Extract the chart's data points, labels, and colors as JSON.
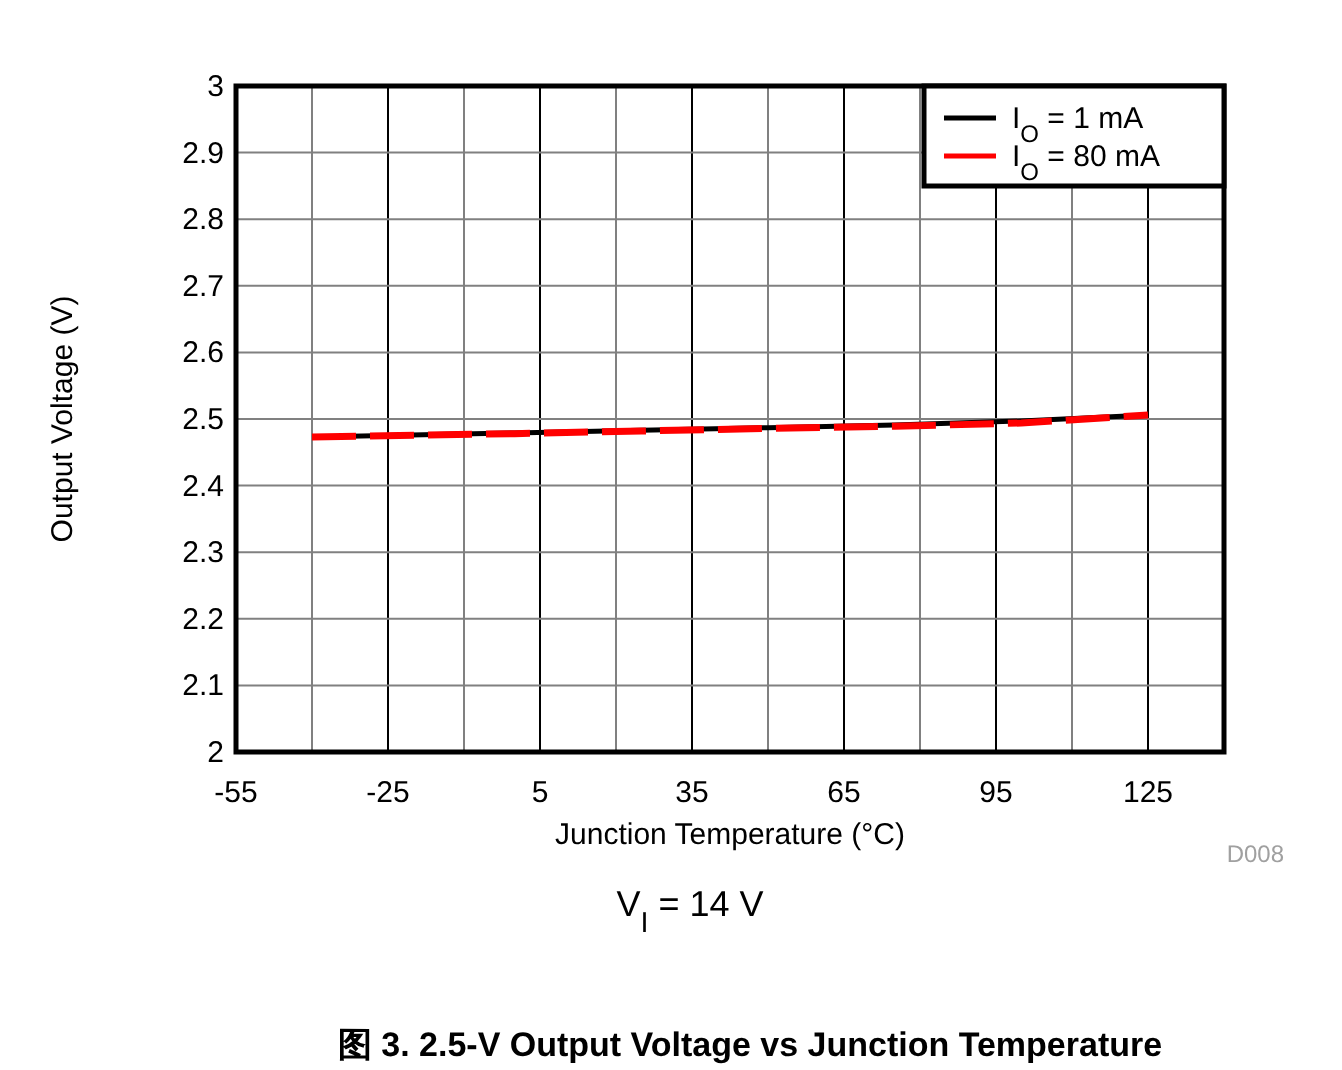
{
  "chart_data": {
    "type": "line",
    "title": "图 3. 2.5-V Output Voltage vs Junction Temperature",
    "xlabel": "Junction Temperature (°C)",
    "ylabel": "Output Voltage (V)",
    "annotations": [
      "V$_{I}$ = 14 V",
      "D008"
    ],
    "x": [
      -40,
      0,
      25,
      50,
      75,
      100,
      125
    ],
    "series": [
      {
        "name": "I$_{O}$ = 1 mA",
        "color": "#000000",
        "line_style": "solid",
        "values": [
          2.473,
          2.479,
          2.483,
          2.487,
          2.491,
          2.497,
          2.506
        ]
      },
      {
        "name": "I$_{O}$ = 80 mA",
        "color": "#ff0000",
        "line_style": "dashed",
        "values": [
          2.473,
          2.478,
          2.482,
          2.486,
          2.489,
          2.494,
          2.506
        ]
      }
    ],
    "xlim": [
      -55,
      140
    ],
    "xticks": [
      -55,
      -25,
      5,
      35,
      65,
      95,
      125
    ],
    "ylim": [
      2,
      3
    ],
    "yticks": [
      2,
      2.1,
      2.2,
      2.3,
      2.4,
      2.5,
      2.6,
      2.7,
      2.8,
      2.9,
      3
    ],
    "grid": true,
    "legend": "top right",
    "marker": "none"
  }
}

******************************

→ REQUIRED WORK
Search the material above for "Voltage". Pull out each line where it shows up.

→ ANSWER TO THE EXERCISE
    "title": "图 3. 2.5-V Output Voltage vs Junction Temperature",
    "ylabel": "Output Voltage (V)",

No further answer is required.